Report the number of lines in the entries below that include the word "code", and nothing else.

[Data extracted from a collection]
## Start

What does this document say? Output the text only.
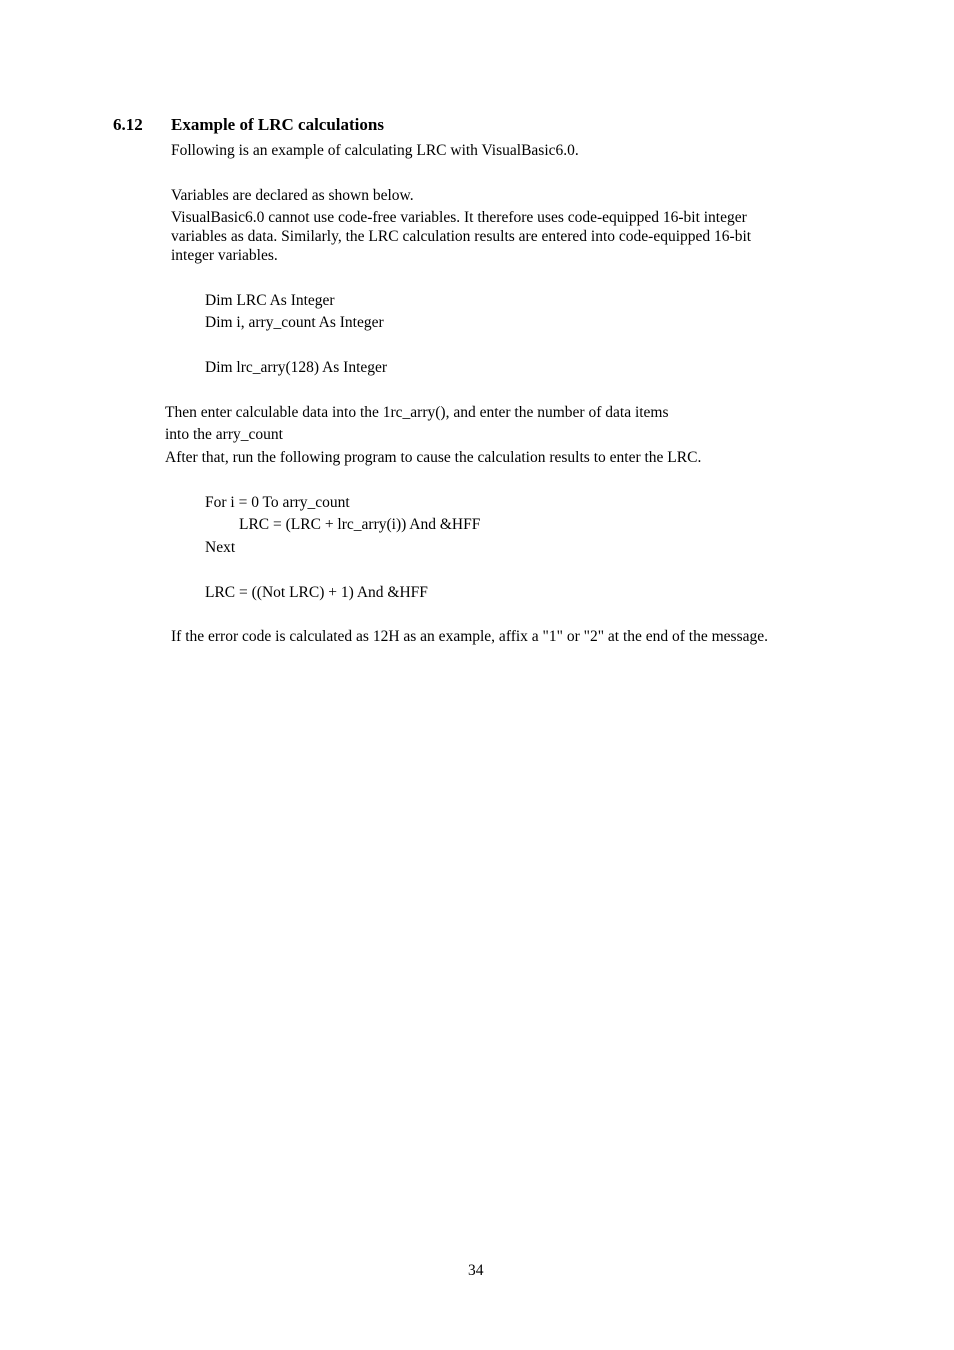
6.12 Example of LRC calculations
Following is an example of calculating LRC with VisualBasic6.0.
Variables are declared as shown below.
VisualBasic6.0 cannot use code-free variables. It therefore uses code-equipped 16-bit integer
variables as data. Similarly, the LRC calculation results are entered into code-equipped 16-bit
integer variables.
Dim LRC As Integer
Dim i, arry_count As Integer
Dim lrc_arry(128) As Integer
Then enter calculable data into the 1rc_arry(), and enter the number of data items
into the arry_count
After that, run the following program to cause the calculation results to enter the LRC.
For i = 0 To arry_count
LRC = (LRC + lrc_arry(i)) And &HFF
Next
LRC = ((Not LRC) + 1) And &HFF
If the error code is calculated as 12H as an example, affix a "1" or "2" at the end of the message.
34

## End

**RESULT FOR THIS TASK:**
3